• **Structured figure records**
-- START --
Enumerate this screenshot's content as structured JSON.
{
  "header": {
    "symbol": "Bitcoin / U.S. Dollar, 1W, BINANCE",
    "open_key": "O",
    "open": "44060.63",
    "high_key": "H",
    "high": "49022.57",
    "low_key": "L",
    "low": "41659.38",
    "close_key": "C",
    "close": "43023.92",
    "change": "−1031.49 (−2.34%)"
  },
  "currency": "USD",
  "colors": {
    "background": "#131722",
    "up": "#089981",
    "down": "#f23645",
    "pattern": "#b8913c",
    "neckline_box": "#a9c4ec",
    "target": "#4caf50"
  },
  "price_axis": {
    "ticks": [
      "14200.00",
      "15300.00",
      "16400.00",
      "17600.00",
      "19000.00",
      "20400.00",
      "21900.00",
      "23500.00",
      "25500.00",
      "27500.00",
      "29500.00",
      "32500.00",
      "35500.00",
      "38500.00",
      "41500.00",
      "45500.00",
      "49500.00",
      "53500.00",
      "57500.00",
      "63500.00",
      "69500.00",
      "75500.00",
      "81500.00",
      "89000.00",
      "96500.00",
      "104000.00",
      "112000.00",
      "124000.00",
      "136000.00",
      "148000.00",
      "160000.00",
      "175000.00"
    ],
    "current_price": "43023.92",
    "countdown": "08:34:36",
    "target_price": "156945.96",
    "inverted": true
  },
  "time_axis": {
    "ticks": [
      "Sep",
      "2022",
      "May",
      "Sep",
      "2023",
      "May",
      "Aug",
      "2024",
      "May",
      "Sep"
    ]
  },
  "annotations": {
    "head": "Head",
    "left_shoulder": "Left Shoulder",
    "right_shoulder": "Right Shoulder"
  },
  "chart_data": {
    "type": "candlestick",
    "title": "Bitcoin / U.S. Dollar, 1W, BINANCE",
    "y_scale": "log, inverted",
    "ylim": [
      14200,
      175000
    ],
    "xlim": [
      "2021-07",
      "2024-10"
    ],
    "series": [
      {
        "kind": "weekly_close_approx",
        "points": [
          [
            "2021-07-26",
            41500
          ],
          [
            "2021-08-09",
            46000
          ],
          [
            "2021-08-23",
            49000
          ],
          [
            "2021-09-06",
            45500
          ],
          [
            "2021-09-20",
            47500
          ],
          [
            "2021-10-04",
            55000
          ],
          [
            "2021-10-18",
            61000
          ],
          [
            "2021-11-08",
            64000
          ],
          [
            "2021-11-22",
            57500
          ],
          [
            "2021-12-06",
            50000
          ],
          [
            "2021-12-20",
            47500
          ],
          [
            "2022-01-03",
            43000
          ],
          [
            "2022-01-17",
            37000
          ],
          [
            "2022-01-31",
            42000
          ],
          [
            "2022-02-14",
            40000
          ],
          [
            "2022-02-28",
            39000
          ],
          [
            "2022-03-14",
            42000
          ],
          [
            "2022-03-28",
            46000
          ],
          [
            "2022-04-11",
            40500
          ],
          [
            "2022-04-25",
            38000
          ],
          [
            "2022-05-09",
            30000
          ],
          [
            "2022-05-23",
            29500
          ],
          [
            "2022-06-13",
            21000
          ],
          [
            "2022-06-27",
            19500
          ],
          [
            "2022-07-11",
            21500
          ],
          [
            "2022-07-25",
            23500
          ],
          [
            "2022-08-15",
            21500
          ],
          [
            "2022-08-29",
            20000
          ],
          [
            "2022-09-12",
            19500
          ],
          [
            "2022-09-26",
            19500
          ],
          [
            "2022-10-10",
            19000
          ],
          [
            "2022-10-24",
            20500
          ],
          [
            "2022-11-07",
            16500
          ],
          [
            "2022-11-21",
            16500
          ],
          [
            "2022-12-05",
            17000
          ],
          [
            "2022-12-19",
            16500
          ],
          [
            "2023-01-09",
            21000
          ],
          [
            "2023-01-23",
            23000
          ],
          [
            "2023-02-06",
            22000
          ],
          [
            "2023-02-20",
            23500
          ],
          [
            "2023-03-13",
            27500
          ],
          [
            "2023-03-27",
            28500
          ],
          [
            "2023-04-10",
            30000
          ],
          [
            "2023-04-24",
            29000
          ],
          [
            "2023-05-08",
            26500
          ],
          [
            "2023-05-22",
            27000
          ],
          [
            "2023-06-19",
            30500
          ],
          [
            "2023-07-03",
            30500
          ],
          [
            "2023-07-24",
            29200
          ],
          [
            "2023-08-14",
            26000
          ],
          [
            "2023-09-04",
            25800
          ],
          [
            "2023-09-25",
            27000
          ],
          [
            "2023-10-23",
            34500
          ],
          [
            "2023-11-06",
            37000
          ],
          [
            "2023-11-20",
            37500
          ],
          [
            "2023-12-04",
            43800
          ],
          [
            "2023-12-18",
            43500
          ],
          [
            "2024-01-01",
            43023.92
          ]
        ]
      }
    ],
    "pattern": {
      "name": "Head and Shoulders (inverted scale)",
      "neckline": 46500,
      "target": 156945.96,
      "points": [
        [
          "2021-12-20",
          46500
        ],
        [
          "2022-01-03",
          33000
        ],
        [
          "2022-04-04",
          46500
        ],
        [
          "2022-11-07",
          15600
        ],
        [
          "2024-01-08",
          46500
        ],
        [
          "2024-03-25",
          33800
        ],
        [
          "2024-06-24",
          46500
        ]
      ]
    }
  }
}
-- END --
• **PROBLEM**
Take each line of the material that contains the word "Bitcoin" and list it.

• **WORKED ANSWER**
    "symbol": "Bitcoin / U.S. Dollar, 1W, BINANCE",
    "title": "Bitcoin / U.S. Dollar, 1W, BINANCE",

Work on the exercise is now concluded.